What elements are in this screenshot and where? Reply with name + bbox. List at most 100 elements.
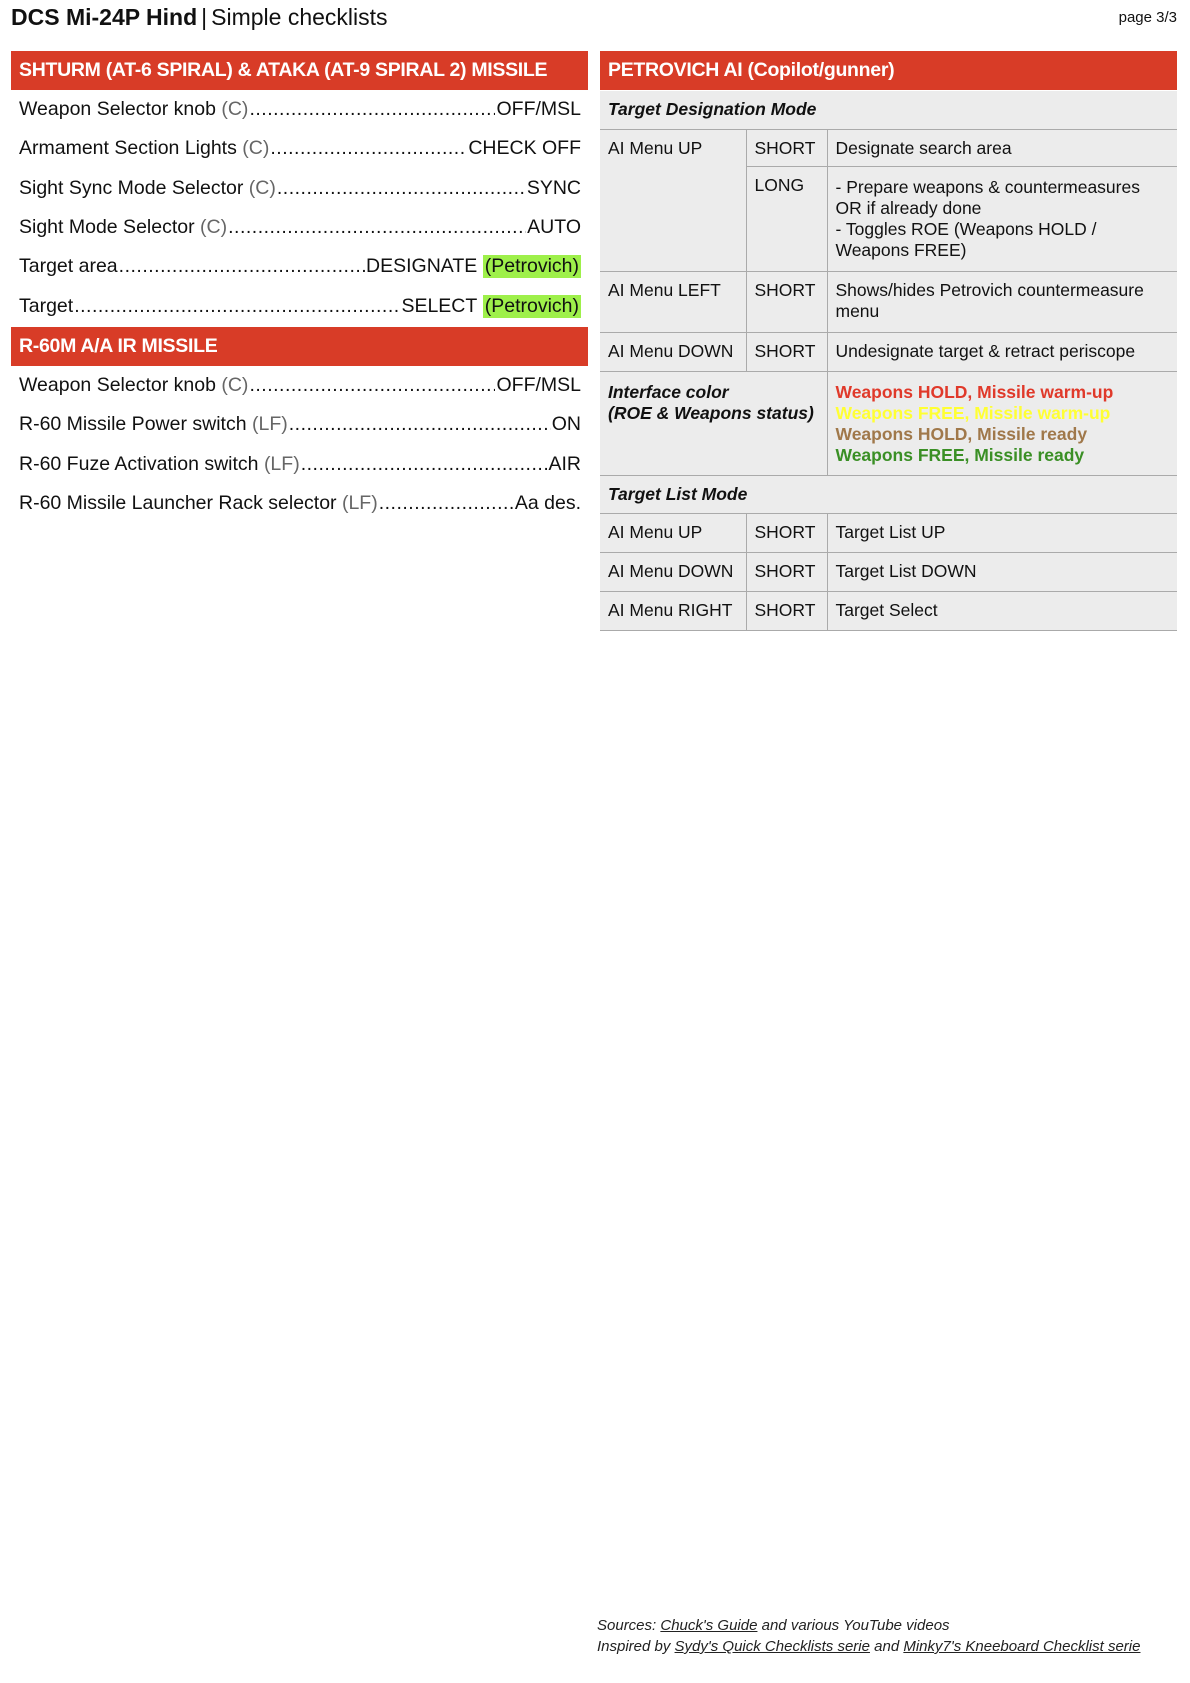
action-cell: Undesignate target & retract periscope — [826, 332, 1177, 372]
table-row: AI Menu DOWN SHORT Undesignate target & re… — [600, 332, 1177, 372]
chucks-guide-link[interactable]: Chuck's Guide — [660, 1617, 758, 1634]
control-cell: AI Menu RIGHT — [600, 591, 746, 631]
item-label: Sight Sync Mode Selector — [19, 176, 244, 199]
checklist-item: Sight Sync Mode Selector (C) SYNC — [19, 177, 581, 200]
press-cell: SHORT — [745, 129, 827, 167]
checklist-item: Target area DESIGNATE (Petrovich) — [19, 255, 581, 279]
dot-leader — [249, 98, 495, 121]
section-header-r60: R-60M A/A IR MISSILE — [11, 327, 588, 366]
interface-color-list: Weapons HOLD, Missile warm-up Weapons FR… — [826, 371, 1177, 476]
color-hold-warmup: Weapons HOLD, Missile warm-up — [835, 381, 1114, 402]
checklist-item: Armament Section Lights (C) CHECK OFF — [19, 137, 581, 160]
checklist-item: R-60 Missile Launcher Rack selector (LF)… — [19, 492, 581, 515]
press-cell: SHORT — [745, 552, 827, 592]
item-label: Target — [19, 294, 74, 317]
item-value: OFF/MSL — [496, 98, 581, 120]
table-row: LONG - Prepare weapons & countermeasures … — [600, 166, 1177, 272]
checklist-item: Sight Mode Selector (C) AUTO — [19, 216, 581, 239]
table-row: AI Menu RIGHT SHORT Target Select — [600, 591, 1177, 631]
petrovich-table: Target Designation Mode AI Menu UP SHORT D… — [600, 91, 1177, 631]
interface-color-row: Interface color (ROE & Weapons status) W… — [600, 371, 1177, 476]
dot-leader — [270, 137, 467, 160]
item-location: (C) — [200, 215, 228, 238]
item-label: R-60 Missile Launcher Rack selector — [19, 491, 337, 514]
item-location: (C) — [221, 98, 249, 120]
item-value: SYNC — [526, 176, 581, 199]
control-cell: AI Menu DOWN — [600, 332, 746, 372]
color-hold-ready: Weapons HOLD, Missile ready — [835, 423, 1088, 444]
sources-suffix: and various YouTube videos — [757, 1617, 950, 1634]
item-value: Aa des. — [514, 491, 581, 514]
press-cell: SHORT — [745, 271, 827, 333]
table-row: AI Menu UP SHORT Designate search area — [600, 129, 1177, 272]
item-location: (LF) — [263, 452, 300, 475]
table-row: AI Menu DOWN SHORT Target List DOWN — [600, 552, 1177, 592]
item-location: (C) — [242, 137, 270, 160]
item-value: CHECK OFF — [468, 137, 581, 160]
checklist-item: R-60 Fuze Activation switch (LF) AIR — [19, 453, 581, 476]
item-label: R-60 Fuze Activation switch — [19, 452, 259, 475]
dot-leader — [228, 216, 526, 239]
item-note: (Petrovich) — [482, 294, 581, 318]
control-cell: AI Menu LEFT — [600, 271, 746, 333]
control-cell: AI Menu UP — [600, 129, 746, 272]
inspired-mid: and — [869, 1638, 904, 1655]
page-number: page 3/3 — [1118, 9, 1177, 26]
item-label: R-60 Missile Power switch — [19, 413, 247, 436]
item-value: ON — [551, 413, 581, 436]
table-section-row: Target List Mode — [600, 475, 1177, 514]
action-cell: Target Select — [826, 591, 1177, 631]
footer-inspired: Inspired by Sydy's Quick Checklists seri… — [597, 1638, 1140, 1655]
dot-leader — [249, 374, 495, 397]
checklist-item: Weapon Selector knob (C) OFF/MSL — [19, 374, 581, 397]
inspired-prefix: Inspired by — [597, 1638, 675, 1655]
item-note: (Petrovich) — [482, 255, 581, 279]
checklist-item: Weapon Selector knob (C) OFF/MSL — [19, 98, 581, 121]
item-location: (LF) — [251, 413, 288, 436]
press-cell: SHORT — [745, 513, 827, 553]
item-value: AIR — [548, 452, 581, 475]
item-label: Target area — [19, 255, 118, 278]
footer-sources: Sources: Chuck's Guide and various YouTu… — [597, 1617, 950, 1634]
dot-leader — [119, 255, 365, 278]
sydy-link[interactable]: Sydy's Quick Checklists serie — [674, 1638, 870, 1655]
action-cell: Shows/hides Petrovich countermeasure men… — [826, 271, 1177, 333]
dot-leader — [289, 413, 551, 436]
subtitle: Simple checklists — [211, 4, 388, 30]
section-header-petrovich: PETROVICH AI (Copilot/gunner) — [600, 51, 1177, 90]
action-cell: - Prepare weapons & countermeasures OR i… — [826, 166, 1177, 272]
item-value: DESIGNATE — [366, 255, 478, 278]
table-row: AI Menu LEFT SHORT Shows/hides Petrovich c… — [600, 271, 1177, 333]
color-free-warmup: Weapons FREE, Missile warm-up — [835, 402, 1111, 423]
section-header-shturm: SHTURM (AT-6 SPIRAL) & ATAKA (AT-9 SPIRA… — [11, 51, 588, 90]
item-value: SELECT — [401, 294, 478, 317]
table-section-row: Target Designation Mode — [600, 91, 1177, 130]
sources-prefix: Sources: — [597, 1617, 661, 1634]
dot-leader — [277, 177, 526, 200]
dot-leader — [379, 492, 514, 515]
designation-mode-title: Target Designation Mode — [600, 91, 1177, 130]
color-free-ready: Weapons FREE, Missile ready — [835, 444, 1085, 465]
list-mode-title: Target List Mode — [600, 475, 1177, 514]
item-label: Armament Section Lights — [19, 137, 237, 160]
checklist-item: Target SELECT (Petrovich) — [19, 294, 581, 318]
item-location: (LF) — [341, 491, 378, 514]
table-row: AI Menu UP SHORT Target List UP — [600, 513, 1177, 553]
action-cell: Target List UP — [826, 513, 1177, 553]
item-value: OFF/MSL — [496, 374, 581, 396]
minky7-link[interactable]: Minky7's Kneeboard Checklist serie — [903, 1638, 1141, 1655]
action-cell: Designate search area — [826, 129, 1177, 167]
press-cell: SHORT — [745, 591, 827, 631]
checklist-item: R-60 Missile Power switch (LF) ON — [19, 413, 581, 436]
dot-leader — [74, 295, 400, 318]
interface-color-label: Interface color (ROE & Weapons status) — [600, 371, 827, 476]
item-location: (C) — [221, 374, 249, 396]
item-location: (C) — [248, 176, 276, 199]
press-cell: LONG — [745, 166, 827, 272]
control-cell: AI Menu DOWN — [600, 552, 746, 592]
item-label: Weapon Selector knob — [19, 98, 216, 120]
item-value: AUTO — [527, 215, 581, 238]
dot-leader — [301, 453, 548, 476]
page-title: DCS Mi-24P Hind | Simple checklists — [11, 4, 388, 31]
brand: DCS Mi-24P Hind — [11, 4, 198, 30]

• _Aim_: Copy every line above word for word, but leave out the picture.

• _Result of this task_:
What elements are in this screenshot and where? Reply with name + bbox. List at most 100 elements.
action-cell: Undesignate target & retract periscope — [826, 332, 1177, 372]
table-row: AI Menu DOWN SHORT Undesignate target & re… — [600, 332, 1177, 372]
chucks-guide-link[interactable]: Chuck's Guide — [660, 1617, 758, 1634]
control-cell: AI Menu RIGHT — [600, 591, 746, 631]
item-label: Sight Sync Mode Selector — [19, 176, 244, 199]
checklist-item: Sight Sync Mode Selector (C) SYNC — [19, 177, 581, 200]
press-cell: SHORT — [745, 129, 827, 167]
checklist-item: Target area DESIGNATE (Petrovich) — [19, 255, 581, 279]
dot-leader — [249, 98, 495, 121]
section-header-r60: R-60M A/A IR MISSILE — [11, 327, 588, 366]
interface-color-list: Weapons HOLD, Missile warm-up Weapons FR… — [826, 371, 1177, 476]
color-hold-warmup: Weapons HOLD, Missile warm-up — [835, 381, 1114, 402]
checklist-item: Armament Section Lights (C) CHECK OFF — [19, 137, 581, 160]
checklist-item: R-60 Missile Launcher Rack selector (LF)… — [19, 492, 581, 515]
press-cell: SHORT — [745, 552, 827, 592]
item-label: Target — [19, 294, 74, 317]
item-value: OFF/MSL — [496, 98, 581, 120]
table-row: LONG - Prepare weapons & countermeasures … — [600, 166, 1177, 272]
checklist-item: Sight Mode Selector (C) AUTO — [19, 216, 581, 239]
table-row: AI Menu RIGHT SHORT Target Select — [600, 591, 1177, 631]
petrovich-table: Target Designation Mode AI Menu UP SHORT D… — [600, 91, 1177, 631]
interface-color-row: Interface color (ROE & Weapons status) W… — [600, 371, 1177, 476]
dot-leader — [270, 137, 467, 160]
item-location: (C) — [200, 215, 228, 238]
item-label: R-60 Missile Launcher Rack selector — [19, 491, 337, 514]
item-location: (C) — [221, 98, 249, 120]
item-value: SYNC — [526, 176, 581, 199]
control-cell: AI Menu DOWN — [600, 332, 746, 372]
color-hold-ready: Weapons HOLD, Missile ready — [835, 423, 1088, 444]
sources-suffix: and various YouTube videos — [757, 1617, 950, 1634]
item-value: Aa des. — [514, 491, 581, 514]
press-cell: SHORT — [745, 271, 827, 333]
table-row: AI Menu UP SHORT Designate search area — [600, 129, 1177, 272]
item-location: (LF) — [263, 452, 300, 475]
table-row: AI Menu DOWN SHORT Target List DOWN — [600, 552, 1177, 592]
item-location: (C) — [242, 137, 270, 160]
item-value: CHECK OFF — [468, 137, 581, 160]
checklist-item: R-60 Fuze Activation switch (LF) AIR — [19, 453, 581, 476]
item-label: R-60 Fuze Activation switch — [19, 452, 259, 475]
dot-leader — [228, 216, 526, 239]
item-note: (Petrovich) — [482, 294, 581, 318]
control-cell: AI Menu LEFT — [600, 271, 746, 333]
control-cell: AI Menu UP — [600, 129, 746, 272]
inspired-mid: and — [869, 1638, 904, 1655]
page-number: page 3/3 — [1118, 9, 1177, 26]
item-label: R-60 Missile Power switch — [19, 413, 247, 436]
item-value: ON — [551, 413, 581, 436]
table-section-row: Target List Mode — [600, 475, 1177, 514]
action-cell: Target Select — [826, 591, 1177, 631]
footer-inspired: Inspired by Sydy's Quick Checklists seri… — [597, 1638, 1140, 1655]
dot-leader — [249, 374, 495, 397]
checklist-item: Weapon Selector knob (C) OFF/MSL — [19, 374, 581, 397]
inspired-prefix: Inspired by — [597, 1638, 675, 1655]
item-note: (Petrovich) — [482, 255, 581, 279]
checklist-item: Weapon Selector knob (C) OFF/MSL — [19, 98, 581, 121]
item-location: (LF) — [251, 413, 288, 436]
press-cell: SHORT — [745, 513, 827, 553]
item-value: AIR — [548, 452, 581, 475]
item-label: Target area — [19, 255, 118, 278]
footer-sources: Sources: Chuck's Guide and various YouTu… — [597, 1617, 950, 1634]
dot-leader — [119, 255, 365, 278]
sydy-link[interactable]: Sydy's Quick Checklists serie — [674, 1638, 870, 1655]
action-cell: Shows/hides Petrovich countermeasure men… — [826, 271, 1177, 333]
dot-leader — [289, 413, 551, 436]
subtitle: Simple checklists — [211, 4, 388, 30]
section-header-petrovich: PETROVICH AI (Copilot/gunner) — [600, 51, 1177, 90]
action-cell: - Prepare weapons & countermeasures OR i… — [826, 166, 1177, 272]
item-value: DESIGNATE — [366, 255, 478, 278]
table-row: AI Menu LEFT SHORT Shows/hides Petrovich c… — [600, 271, 1177, 333]
color-free-warmup: Weapons FREE, Missile warm-up — [835, 402, 1111, 423]
section-header-shturm: SHTURM (AT-6 SPIRAL) & ATAKA (AT-9 SPIRA… — [11, 51, 588, 90]
item-value: SELECT — [401, 294, 478, 317]
table-section-row: Target Designation Mode — [600, 91, 1177, 130]
sources-prefix: Sources: — [597, 1617, 661, 1634]
dot-leader — [277, 177, 526, 200]
dot-leader — [379, 492, 514, 515]
designation-mode-title: Target Designation Mode — [600, 91, 1177, 130]
color-free-ready: Weapons FREE, Missile ready — [835, 444, 1085, 465]
list-mode-title: Target List Mode — [600, 475, 1177, 514]
item-label: Armament Section Lights — [19, 137, 237, 160]
checklist-item: Target SELECT (Petrovich) — [19, 294, 581, 318]
item-location: (LF) — [341, 491, 378, 514]
table-row: AI Menu UP SHORT Target List UP — [600, 513, 1177, 553]
action-cell: Target List UP — [826, 513, 1177, 553]
item-value: OFF/MSL — [496, 374, 581, 396]
minky7-link[interactable]: Minky7's Kneeboard Checklist serie — [903, 1638, 1141, 1655]
action-cell: Designate search area — [826, 129, 1177, 167]
press-cell: SHORT — [745, 591, 827, 631]
checklist-item: R-60 Missile Power switch (LF) ON — [19, 413, 581, 436]
dot-leader — [74, 295, 400, 318]
interface-color-label: Interface color (ROE & Weapons status) — [600, 371, 827, 476]
item-location: (C) — [221, 374, 249, 396]
item-location: (C) — [248, 176, 276, 199]
press-cell: LONG — [745, 166, 827, 272]
control-cell: AI Menu DOWN — [600, 552, 746, 592]
item-label: Weapon Selector knob — [19, 98, 216, 120]
item-value: AUTO — [527, 215, 581, 238]
dot-leader — [301, 453, 548, 476]
page-title: DCS Mi-24P Hind | Simple checklists — [11, 4, 388, 31]
brand: DCS Mi-24P Hind — [11, 4, 198, 30]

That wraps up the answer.